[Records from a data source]
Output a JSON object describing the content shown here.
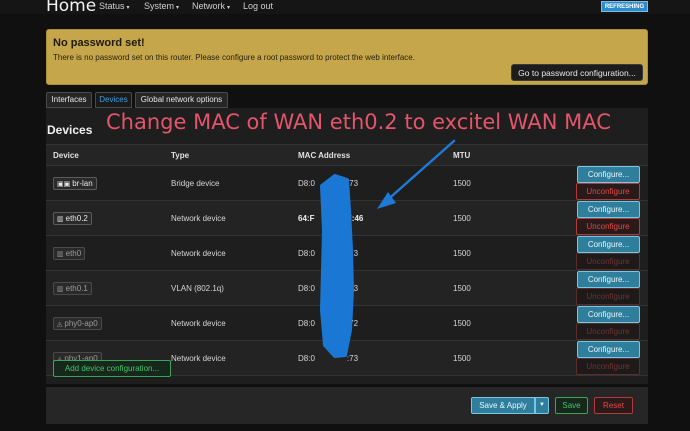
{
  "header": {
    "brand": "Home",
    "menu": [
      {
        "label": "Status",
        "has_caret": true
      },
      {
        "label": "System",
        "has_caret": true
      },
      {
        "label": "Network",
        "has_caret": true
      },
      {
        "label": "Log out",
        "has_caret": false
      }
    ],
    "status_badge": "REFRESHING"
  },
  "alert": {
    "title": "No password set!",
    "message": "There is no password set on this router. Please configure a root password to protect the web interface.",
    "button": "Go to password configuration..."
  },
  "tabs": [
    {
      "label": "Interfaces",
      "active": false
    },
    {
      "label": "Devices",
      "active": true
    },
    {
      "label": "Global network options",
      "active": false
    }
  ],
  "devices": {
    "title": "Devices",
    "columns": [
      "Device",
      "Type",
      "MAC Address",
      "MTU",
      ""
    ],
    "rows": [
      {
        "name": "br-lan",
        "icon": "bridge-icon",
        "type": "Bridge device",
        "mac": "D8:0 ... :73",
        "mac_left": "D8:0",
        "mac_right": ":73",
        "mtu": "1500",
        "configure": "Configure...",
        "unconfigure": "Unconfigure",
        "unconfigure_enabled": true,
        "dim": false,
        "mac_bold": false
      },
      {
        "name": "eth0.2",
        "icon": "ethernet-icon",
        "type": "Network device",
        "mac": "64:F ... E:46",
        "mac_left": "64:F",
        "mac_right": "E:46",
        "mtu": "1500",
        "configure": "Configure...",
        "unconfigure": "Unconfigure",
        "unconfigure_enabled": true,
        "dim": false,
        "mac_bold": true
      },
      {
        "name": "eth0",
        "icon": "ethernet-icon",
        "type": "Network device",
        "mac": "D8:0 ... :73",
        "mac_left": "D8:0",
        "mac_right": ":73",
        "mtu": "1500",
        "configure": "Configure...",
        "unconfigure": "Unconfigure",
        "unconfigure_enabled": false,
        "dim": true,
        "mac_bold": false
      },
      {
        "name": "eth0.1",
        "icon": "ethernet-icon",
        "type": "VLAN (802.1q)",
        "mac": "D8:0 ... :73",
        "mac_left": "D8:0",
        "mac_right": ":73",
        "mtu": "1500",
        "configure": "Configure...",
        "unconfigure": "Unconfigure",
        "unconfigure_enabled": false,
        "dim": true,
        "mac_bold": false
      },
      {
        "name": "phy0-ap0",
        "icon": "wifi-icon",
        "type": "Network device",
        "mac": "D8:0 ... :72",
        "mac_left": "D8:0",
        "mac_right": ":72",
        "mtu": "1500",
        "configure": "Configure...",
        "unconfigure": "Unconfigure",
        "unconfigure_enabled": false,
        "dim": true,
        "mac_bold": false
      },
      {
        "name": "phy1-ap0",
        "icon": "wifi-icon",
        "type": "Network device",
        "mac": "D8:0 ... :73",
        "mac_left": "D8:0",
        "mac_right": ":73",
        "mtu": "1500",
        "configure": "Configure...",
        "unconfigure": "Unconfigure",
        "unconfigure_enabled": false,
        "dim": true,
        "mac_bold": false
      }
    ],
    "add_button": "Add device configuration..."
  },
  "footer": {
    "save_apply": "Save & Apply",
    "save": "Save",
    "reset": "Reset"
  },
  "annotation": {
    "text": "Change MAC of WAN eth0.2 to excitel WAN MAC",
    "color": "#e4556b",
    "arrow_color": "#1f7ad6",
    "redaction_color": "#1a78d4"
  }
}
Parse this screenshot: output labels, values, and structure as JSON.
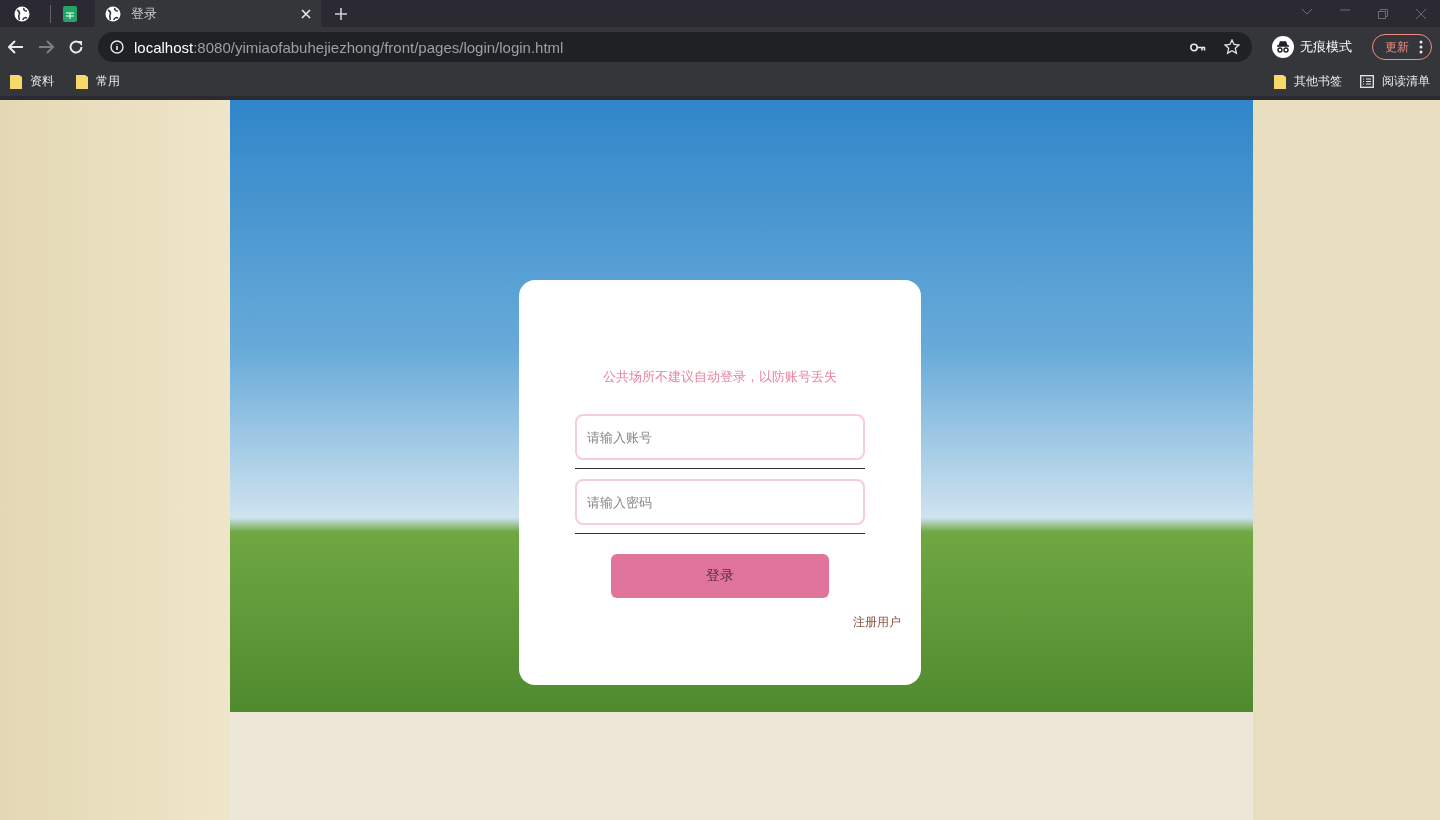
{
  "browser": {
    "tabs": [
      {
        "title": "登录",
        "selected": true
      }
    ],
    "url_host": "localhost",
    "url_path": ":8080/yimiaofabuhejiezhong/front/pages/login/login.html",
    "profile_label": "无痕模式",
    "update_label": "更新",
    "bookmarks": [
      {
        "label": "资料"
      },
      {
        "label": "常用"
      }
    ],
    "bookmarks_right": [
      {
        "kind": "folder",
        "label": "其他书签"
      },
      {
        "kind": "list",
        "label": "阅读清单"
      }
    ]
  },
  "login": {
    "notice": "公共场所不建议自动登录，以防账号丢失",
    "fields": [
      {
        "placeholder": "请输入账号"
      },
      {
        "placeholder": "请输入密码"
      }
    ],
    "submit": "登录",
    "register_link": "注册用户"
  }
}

» **OBJECTIVE**
Pictures in the records should not appear in your copy, but everything else must be transcribed exactly.

» **REPLY TO THE EXERCISE**
Output a JSON object describing the content shown here.
{
  "header": {
    "brand": "Home",
    "menu": [
      {
        "label": "Status",
        "has_caret": true
      },
      {
        "label": "System",
        "has_caret": true
      },
      {
        "label": "Network",
        "has_caret": true
      },
      {
        "label": "Log out",
        "has_caret": false
      }
    ],
    "status_badge": "REFRESHING"
  },
  "alert": {
    "title": "No password set!",
    "message": "There is no password set on this router. Please configure a root password to protect the web interface.",
    "button": "Go to password configuration..."
  },
  "tabs": [
    {
      "label": "Interfaces",
      "active": false
    },
    {
      "label": "Devices",
      "active": true
    },
    {
      "label": "Global network options",
      "active": false
    }
  ],
  "devices": {
    "title": "Devices",
    "columns": [
      "Device",
      "Type",
      "MAC Address",
      "MTU",
      ""
    ],
    "rows": [
      {
        "name": "br-lan",
        "icon": "bridge-icon",
        "type": "Bridge device",
        "mac": "D8:0 ... :73",
        "mac_left": "D8:0",
        "mac_right": ":73",
        "mtu": "1500",
        "configure": "Configure...",
        "unconfigure": "Unconfigure",
        "unconfigure_enabled": true,
        "dim": false,
        "mac_bold": false
      },
      {
        "name": "eth0.2",
        "icon": "ethernet-icon",
        "type": "Network device",
        "mac": "64:F ... E:46",
        "mac_left": "64:F",
        "mac_right": "E:46",
        "mtu": "1500",
        "configure": "Configure...",
        "unconfigure": "Unconfigure",
        "unconfigure_enabled": true,
        "dim": false,
        "mac_bold": true
      },
      {
        "name": "eth0",
        "icon": "ethernet-icon",
        "type": "Network device",
        "mac": "D8:0 ... :73",
        "mac_left": "D8:0",
        "mac_right": ":73",
        "mtu": "1500",
        "configure": "Configure...",
        "unconfigure": "Unconfigure",
        "unconfigure_enabled": false,
        "dim": true,
        "mac_bold": false
      },
      {
        "name": "eth0.1",
        "icon": "ethernet-icon",
        "type": "VLAN (802.1q)",
        "mac": "D8:0 ... :73",
        "mac_left": "D8:0",
        "mac_right": ":73",
        "mtu": "1500",
        "configure": "Configure...",
        "unconfigure": "Unconfigure",
        "unconfigure_enabled": false,
        "dim": true,
        "mac_bold": false
      },
      {
        "name": "phy0-ap0",
        "icon": "wifi-icon",
        "type": "Network device",
        "mac": "D8:0 ... :72",
        "mac_left": "D8:0",
        "mac_right": ":72",
        "mtu": "1500",
        "configure": "Configure...",
        "unconfigure": "Unconfigure",
        "unconfigure_enabled": false,
        "dim": true,
        "mac_bold": false
      },
      {
        "name": "phy1-ap0",
        "icon": "wifi-icon",
        "type": "Network device",
        "mac": "D8:0 ... :73",
        "mac_left": "D8:0",
        "mac_right": ":73",
        "mtu": "1500",
        "configure": "Configure...",
        "unconfigure": "Unconfigure",
        "unconfigure_enabled": false,
        "dim": true,
        "mac_bold": false
      }
    ],
    "add_button": "Add device configuration..."
  },
  "footer": {
    "save_apply": "Save & Apply",
    "save": "Save",
    "reset": "Reset"
  },
  "annotation": {
    "text": "Change MAC of WAN eth0.2 to excitel WAN MAC",
    "color": "#e4556b",
    "arrow_color": "#1f7ad6",
    "redaction_color": "#1a78d4"
  }
}
Parse this screenshot: output labels, values, and structure as JSON.
{
  "browser": {
    "tabs": [
      {
        "title": "登录",
        "selected": true
      }
    ],
    "url_host": "localhost",
    "url_path": ":8080/yimiaofabuhejiezhong/front/pages/login/login.html",
    "profile_label": "无痕模式",
    "update_label": "更新",
    "bookmarks": [
      {
        "label": "资料"
      },
      {
        "label": "常用"
      }
    ],
    "bookmarks_right": [
      {
        "kind": "folder",
        "label": "其他书签"
      },
      {
        "kind": "list",
        "label": "阅读清单"
      }
    ]
  },
  "login": {
    "notice": "公共场所不建议自动登录，以防账号丢失",
    "fields": [
      {
        "placeholder": "请输入账号"
      },
      {
        "placeholder": "请输入密码"
      }
    ],
    "submit": "登录",
    "register_link": "注册用户"
  }
}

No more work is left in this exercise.